— start of Entries shown —

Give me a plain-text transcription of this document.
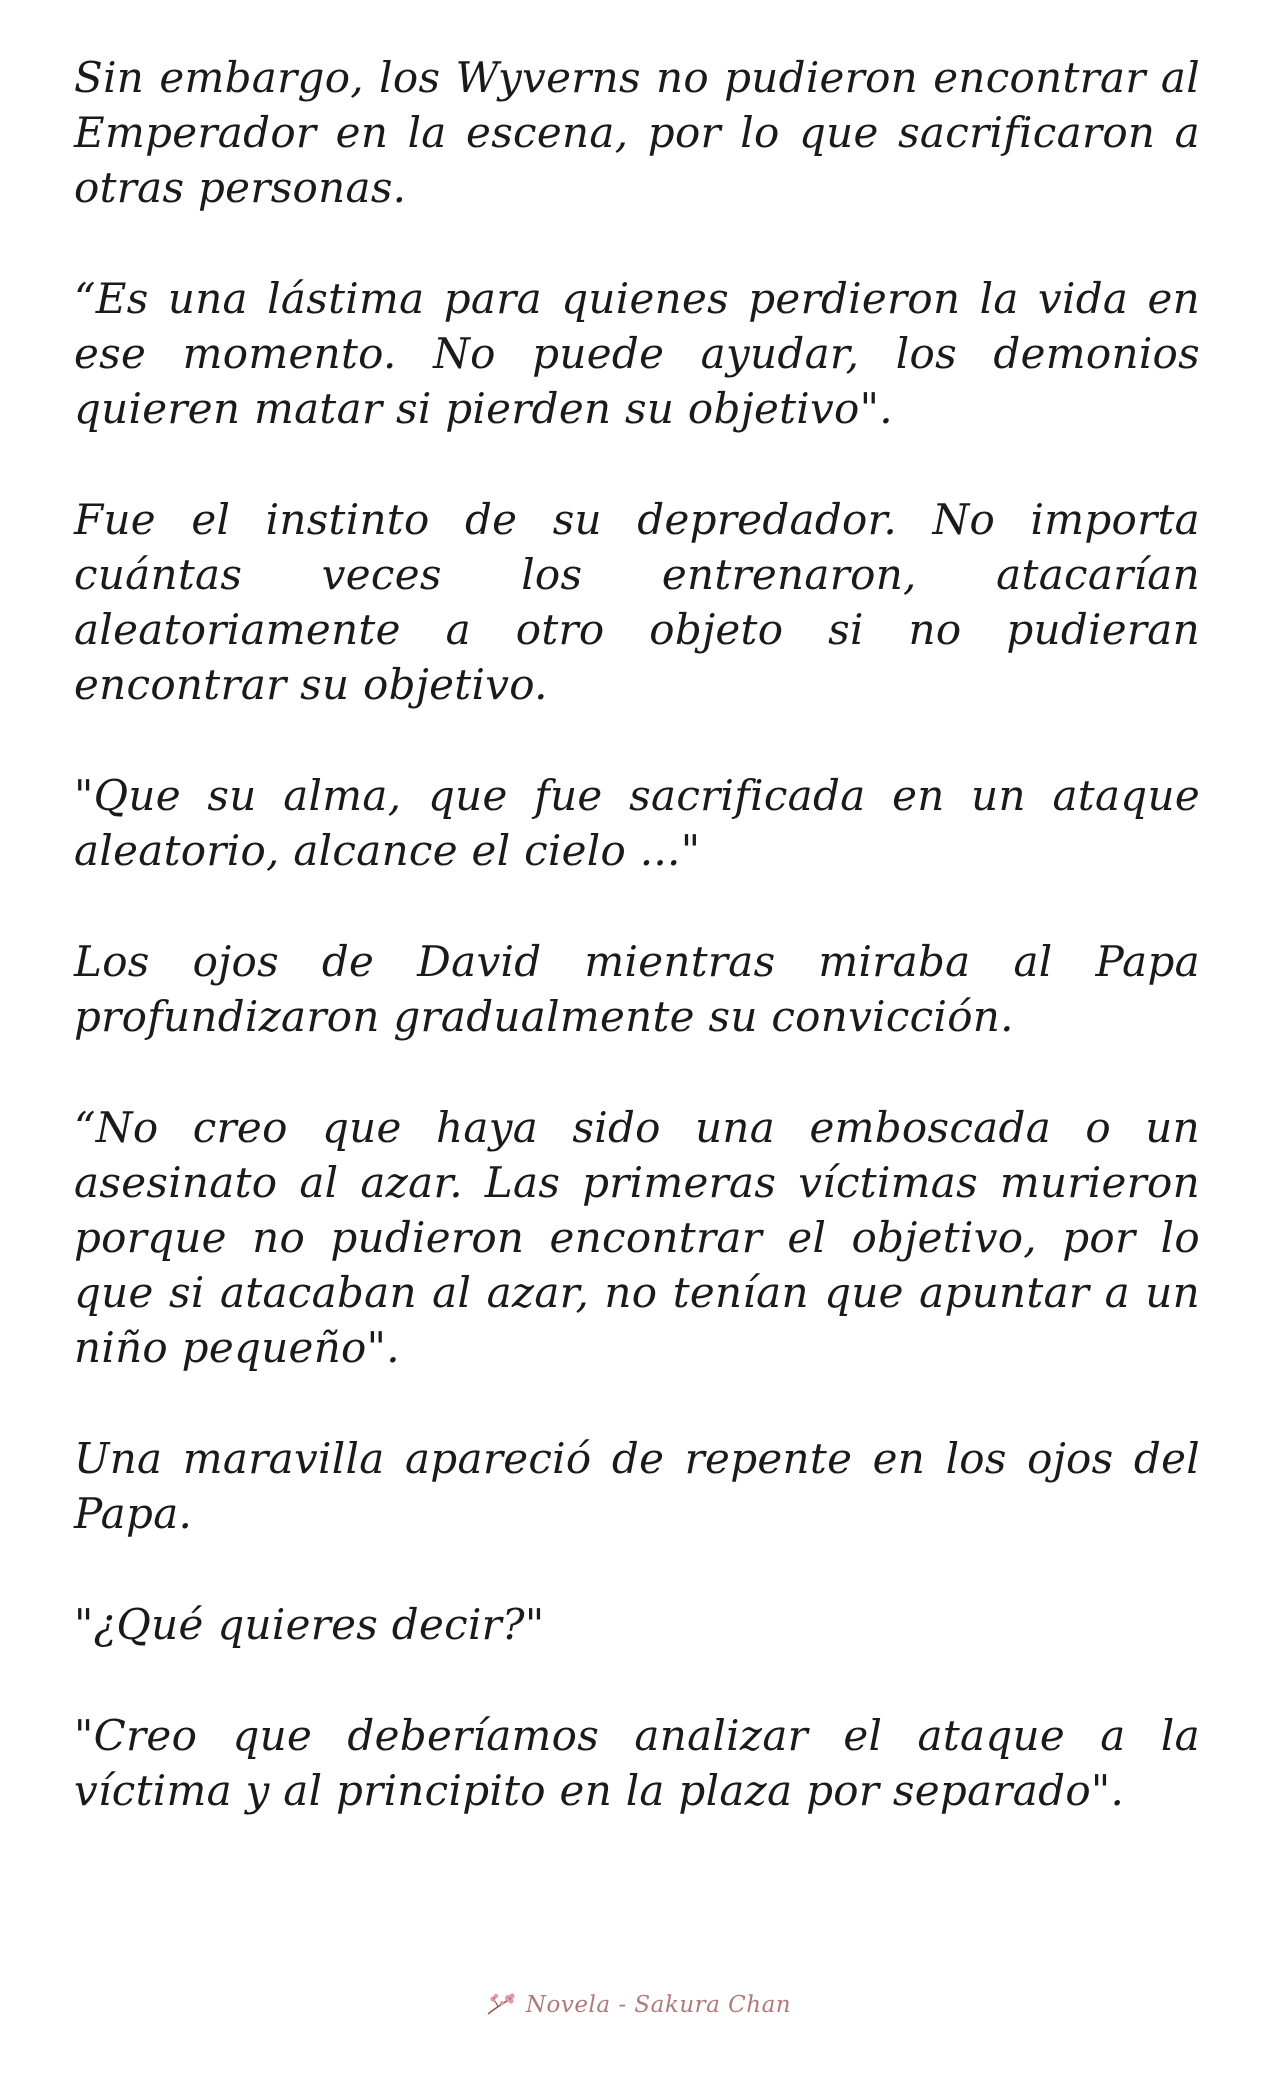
Sin embargo, los Wyverns no pudieron encontrar al Emperador en la escena, por lo que sacrificaron a otras personas.

“Es una lástima para quienes perdieron la vida en ese momento. No puede ayudar, los demonios quieren matar si pierden su objetivo".

Fue el instinto de su depredador. No importa cuántas veces los entrenaron, atacarían aleatoriamente a otro objeto si no pudieran encontrar su objetivo.

"Que su alma, que fue sacrificada en un ataque aleatorio, alcance el cielo ..."

Los ojos de David mientras miraba al Papa profundizaron gradualmente su convicción.

“No creo que haya sido una emboscada o un asesinato al azar. Las primeras víctimas murieron porque no pudieron encontrar el objetivo, por lo que si atacaban al azar, no tenían que apuntar a un niño pequeño".

Una maravilla apareció de repente en los ojos del Papa.

"¿Qué quieres decir?"

"Creo que deberíamos analizar el ataque a la víctima y al principito en la plaza por separado".

Novela - Sakura Chan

— end of Entries shown —

▸ **Set problem**:
Report only the number of lines in the records that include the word "pudieron".

▸ **Complete answer**:
2